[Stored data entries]
◆ ◆ ◆ ◆
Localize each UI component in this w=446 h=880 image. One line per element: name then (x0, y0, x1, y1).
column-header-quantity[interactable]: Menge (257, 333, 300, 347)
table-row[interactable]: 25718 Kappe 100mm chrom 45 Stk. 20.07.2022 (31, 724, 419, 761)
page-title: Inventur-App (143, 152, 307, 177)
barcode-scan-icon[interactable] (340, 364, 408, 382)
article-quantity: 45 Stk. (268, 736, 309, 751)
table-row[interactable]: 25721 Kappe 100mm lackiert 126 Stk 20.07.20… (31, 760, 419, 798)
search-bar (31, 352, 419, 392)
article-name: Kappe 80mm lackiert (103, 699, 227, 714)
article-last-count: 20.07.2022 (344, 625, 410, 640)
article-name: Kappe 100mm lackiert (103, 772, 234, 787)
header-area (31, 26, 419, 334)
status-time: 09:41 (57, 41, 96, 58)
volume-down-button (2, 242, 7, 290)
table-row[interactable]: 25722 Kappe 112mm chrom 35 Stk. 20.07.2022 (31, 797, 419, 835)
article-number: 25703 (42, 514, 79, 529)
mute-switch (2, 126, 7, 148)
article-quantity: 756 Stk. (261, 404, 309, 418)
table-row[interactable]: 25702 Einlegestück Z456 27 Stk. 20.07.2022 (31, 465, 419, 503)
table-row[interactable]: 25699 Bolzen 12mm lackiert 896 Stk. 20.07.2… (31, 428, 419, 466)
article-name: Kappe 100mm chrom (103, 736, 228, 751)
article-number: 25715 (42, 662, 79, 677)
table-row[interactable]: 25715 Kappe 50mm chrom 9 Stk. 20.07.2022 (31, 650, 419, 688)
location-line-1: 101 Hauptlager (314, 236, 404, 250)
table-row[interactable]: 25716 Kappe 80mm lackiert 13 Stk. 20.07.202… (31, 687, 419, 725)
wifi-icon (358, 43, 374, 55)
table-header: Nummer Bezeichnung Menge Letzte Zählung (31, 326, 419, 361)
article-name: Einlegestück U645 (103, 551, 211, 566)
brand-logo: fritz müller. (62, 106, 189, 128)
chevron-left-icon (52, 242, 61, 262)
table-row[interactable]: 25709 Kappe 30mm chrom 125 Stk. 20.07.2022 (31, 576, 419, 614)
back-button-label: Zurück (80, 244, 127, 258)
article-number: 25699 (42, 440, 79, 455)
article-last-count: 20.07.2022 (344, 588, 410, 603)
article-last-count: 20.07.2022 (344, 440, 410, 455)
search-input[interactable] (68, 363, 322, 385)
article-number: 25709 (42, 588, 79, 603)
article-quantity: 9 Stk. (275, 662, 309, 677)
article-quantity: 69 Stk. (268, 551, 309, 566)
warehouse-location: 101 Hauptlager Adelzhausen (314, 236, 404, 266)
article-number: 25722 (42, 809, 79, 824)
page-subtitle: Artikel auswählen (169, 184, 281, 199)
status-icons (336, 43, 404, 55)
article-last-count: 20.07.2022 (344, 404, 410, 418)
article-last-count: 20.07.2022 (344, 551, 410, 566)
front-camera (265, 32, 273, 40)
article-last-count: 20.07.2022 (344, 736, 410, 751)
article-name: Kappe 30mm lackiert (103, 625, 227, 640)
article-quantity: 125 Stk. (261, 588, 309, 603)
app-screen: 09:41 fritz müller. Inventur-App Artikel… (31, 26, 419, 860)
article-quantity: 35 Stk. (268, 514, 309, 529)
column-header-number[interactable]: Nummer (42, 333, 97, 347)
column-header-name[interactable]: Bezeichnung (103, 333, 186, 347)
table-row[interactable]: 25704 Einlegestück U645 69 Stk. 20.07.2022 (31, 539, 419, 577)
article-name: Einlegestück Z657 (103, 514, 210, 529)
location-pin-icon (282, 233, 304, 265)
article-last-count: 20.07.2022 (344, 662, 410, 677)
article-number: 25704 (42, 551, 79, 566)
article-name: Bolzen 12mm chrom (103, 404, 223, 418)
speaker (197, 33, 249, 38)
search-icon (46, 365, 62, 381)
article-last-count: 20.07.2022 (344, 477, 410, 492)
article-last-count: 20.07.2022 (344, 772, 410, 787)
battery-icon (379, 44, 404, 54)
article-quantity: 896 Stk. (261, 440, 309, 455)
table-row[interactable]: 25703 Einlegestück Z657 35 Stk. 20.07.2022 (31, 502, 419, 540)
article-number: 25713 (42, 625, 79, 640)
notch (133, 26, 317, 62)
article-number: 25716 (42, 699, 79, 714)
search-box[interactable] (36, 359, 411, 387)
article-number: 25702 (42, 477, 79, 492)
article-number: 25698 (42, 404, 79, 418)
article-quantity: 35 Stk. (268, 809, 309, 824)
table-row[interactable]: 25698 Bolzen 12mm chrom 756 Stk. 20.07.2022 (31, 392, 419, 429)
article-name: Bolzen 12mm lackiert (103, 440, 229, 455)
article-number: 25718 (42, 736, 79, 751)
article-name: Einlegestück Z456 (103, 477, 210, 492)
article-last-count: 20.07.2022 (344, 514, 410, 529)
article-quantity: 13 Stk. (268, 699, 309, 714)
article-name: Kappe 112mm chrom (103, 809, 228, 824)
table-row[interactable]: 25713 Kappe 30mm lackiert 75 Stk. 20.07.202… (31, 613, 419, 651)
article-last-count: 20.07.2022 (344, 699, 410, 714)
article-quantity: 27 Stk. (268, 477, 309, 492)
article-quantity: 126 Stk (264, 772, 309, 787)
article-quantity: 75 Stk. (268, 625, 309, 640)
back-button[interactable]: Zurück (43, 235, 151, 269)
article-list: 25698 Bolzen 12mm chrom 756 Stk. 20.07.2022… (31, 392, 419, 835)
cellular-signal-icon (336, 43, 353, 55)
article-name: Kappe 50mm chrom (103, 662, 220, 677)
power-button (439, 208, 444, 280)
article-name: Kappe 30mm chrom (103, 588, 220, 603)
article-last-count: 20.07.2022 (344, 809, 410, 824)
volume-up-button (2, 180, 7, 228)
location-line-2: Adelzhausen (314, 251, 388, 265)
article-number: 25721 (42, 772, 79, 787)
◆ ◆ ◆ ◆
Problem description:
Substitute "Deckel" for every "Kappe" in the lines above, and give back all the lines with nothing else altered.

Problem solution:
Localize each UI component in this w=446 h=880 image. One line per element: name then (x0, y0, x1, y1).
column-header-quantity[interactable]: Menge (257, 333, 300, 347)
table-row[interactable]: 25718 Deckel 100mm chrom 45 Stk. 20.07.2022 (31, 724, 419, 761)
page-title: Inventur-App (143, 152, 307, 177)
barcode-scan-icon[interactable] (340, 364, 408, 382)
article-quantity: 45 Stk. (268, 736, 309, 751)
table-row[interactable]: 25721 Deckel 100mm lackiert 126 Stk 20.07.20… (31, 760, 419, 798)
search-bar (31, 352, 419, 392)
article-name: Deckel 80mm lackiert (103, 699, 227, 714)
article-last-count: 20.07.2022 (344, 625, 410, 640)
article-name: Deckel 100mm lackiert (103, 772, 234, 787)
header-area (31, 26, 419, 334)
status-time: 09:41 (57, 41, 96, 58)
volume-down-button (2, 242, 7, 290)
table-row[interactable]: 25722 Deckel 112mm chrom 35 Stk. 20.07.2022 (31, 797, 419, 835)
article-number: 25703 (42, 514, 79, 529)
mute-switch (2, 126, 7, 148)
article-quantity: 756 Stk. (261, 404, 309, 418)
table-row[interactable]: 25702 Einlegestück Z456 27 Stk. 20.07.2022 (31, 465, 419, 503)
table-row[interactable]: 25699 Bolzen 12mm lackiert 896 Stk. 20.07.2… (31, 428, 419, 466)
article-name: Deckel 100mm chrom (103, 736, 228, 751)
article-number: 25715 (42, 662, 79, 677)
table-row[interactable]: 25715 Deckel 50mm chrom 9 Stk. 20.07.2022 (31, 650, 419, 688)
location-line-1: 101 Hauptlager (314, 236, 404, 250)
table-row[interactable]: 25716 Deckel 80mm lackiert 13 Stk. 20.07.202… (31, 687, 419, 725)
wifi-icon (358, 43, 374, 55)
table-header: Nummer Bezeichnung Menge Letzte Zählung (31, 326, 419, 361)
article-name: Einlegestück U645 (103, 551, 211, 566)
brand-logo: fritz müller. (62, 106, 189, 128)
chevron-left-icon (52, 242, 61, 262)
table-row[interactable]: 25709 Deckel 30mm chrom 125 Stk. 20.07.2022 (31, 576, 419, 614)
back-button-label: Zurück (80, 244, 127, 258)
article-number: 25699 (42, 440, 79, 455)
article-last-count: 20.07.2022 (344, 588, 410, 603)
article-last-count: 20.07.2022 (344, 440, 410, 455)
search-input[interactable] (68, 363, 322, 385)
article-number: 25709 (42, 588, 79, 603)
article-quantity: 9 Stk. (275, 662, 309, 677)
article-quantity: 69 Stk. (268, 551, 309, 566)
warehouse-location: 101 Hauptlager Adelzhausen (314, 236, 404, 266)
article-number: 25722 (42, 809, 79, 824)
page-subtitle: Artikel auswählen (169, 184, 281, 199)
status-icons (336, 43, 404, 55)
article-last-count: 20.07.2022 (344, 404, 410, 418)
article-last-count: 20.07.2022 (344, 551, 410, 566)
front-camera (265, 32, 273, 40)
article-last-count: 20.07.2022 (344, 736, 410, 751)
article-name: Deckel 30mm lackiert (103, 625, 227, 640)
article-quantity: 125 Stk. (261, 588, 309, 603)
app-screen: 09:41 fritz müller. Inventur-App Artikel… (31, 26, 419, 860)
article-quantity: 35 Stk. (268, 514, 309, 529)
column-header-number[interactable]: Nummer (42, 333, 97, 347)
column-header-name[interactable]: Bezeichnung (103, 333, 186, 347)
table-row[interactable]: 25704 Einlegestück U645 69 Stk. 20.07.2022 (31, 539, 419, 577)
article-name: Einlegestück Z657 (103, 514, 210, 529)
location-pin-icon (282, 233, 304, 265)
article-last-count: 20.07.2022 (344, 662, 410, 677)
article-number: 25704 (42, 551, 79, 566)
article-name: Bolzen 12mm chrom (103, 404, 223, 418)
speaker (197, 33, 249, 38)
search-icon (46, 365, 62, 381)
article-last-count: 20.07.2022 (344, 477, 410, 492)
article-last-count: 20.07.2022 (344, 772, 410, 787)
battery-icon (379, 44, 404, 54)
article-quantity: 896 Stk. (261, 440, 309, 455)
table-row[interactable]: 25703 Einlegestück Z657 35 Stk. 20.07.2022 (31, 502, 419, 540)
article-number: 25713 (42, 625, 79, 640)
notch (133, 26, 317, 62)
article-number: 25716 (42, 699, 79, 714)
search-box[interactable] (36, 359, 411, 387)
article-number: 25702 (42, 477, 79, 492)
article-number: 25698 (42, 404, 79, 418)
article-quantity: 35 Stk. (268, 809, 309, 824)
table-row[interactable]: 25698 Bolzen 12mm chrom 756 Stk. 20.07.2022 (31, 392, 419, 429)
article-name: Bolzen 12mm lackiert (103, 440, 229, 455)
article-number: 25718 (42, 736, 79, 751)
article-name: Einlegestück Z456 (103, 477, 210, 492)
article-last-count: 20.07.2022 (344, 514, 410, 529)
article-quantity: 13 Stk. (268, 699, 309, 714)
article-name: Deckel 112mm chrom (103, 809, 228, 824)
table-row[interactable]: 25713 Deckel 30mm lackiert 75 Stk. 20.07.202… (31, 613, 419, 651)
article-last-count: 20.07.2022 (344, 699, 410, 714)
article-quantity: 27 Stk. (268, 477, 309, 492)
article-quantity: 126 Stk (264, 772, 309, 787)
article-quantity: 75 Stk. (268, 625, 309, 640)
back-button[interactable]: Zurück (43, 235, 151, 269)
article-list: 25698 Bolzen 12mm chrom 756 Stk. 20.07.2022… (31, 392, 419, 835)
cellular-signal-icon (336, 43, 353, 55)
article-name: Deckel 50mm chrom (103, 662, 220, 677)
power-button (439, 208, 444, 280)
article-name: Deckel 30mm chrom (103, 588, 220, 603)
article-last-count: 20.07.2022 (344, 809, 410, 824)
volume-up-button (2, 180, 7, 228)
location-line-2: Adelzhausen (314, 251, 388, 265)
article-number: 25721 (42, 772, 79, 787)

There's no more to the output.